_Short exercise:_
Return every record verbatim.

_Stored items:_
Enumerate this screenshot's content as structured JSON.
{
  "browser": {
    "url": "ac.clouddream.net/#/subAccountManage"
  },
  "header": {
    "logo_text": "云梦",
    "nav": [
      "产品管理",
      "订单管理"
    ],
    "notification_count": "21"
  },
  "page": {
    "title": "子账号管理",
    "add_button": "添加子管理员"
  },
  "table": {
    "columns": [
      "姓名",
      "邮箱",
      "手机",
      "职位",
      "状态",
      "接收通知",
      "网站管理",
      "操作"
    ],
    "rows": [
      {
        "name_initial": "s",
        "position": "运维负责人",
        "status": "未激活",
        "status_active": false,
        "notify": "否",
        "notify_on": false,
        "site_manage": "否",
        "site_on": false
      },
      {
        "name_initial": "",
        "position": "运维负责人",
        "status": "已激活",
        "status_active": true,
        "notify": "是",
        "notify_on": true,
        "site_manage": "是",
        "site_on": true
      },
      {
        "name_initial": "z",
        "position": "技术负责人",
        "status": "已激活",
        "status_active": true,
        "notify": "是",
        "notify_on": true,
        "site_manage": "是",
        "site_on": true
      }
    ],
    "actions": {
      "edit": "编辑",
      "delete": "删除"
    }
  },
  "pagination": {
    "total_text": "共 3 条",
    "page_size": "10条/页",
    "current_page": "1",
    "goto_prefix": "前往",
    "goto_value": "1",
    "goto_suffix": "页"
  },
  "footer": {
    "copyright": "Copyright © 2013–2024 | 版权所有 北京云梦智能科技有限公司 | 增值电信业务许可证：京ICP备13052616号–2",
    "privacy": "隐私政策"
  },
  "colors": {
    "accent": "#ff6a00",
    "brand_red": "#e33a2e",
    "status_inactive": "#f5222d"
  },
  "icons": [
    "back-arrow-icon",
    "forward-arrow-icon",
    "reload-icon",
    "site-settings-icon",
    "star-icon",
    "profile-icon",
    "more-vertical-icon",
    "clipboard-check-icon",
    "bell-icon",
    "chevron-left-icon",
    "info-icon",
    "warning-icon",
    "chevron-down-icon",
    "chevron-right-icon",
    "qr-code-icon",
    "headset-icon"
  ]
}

_Solution:_
Enumerate this screenshot's content as structured JSON.
{
  "browser": {
    "url": "ac.clouddream.net/#/subAccountManage"
  },
  "header": {
    "logo_text": "云梦",
    "nav": [
      "产品管理",
      "订单管理"
    ],
    "notification_count": "21"
  },
  "page": {
    "title": "子账号管理",
    "add_button": "添加子管理员"
  },
  "table": {
    "columns": [
      "姓名",
      "邮箱",
      "手机",
      "职位",
      "状态",
      "接收通知",
      "网站管理",
      "操作"
    ],
    "rows": [
      {
        "name_initial": "s",
        "position": "运维负责人",
        "status": "未激活",
        "status_active": false,
        "notify": "否",
        "notify_on": false,
        "site_manage": "否",
        "site_on": false
      },
      {
        "name_initial": "",
        "position": "运维负责人",
        "status": "已激活",
        "status_active": true,
        "notify": "是",
        "notify_on": true,
        "site_manage": "是",
        "site_on": true
      },
      {
        "name_initial": "z",
        "position": "技术负责人",
        "status": "已激活",
        "status_active": true,
        "notify": "是",
        "notify_on": true,
        "site_manage": "是",
        "site_on": true
      }
    ],
    "actions": {
      "edit": "编辑",
      "delete": "删除"
    }
  },
  "pagination": {
    "total_text": "共 3 条",
    "page_size": "10条/页",
    "current_page": "1",
    "goto_prefix": "前往",
    "goto_value": "1",
    "goto_suffix": "页"
  },
  "footer": {
    "copyright": "Copyright © 2013–2024 | 版权所有 北京云梦智能科技有限公司 | 增值电信业务许可证：京ICP备13052616号–2",
    "privacy": "隐私政策"
  },
  "colors": {
    "accent": "#ff6a00",
    "brand_red": "#e33a2e",
    "status_inactive": "#f5222d"
  },
  "icons": [
    "back-arrow-icon",
    "forward-arrow-icon",
    "reload-icon",
    "site-settings-icon",
    "star-icon",
    "profile-icon",
    "more-vertical-icon",
    "clipboard-check-icon",
    "bell-icon",
    "chevron-left-icon",
    "info-icon",
    "warning-icon",
    "chevron-down-icon",
    "chevron-right-icon",
    "qr-code-icon",
    "headset-icon"
  ]
}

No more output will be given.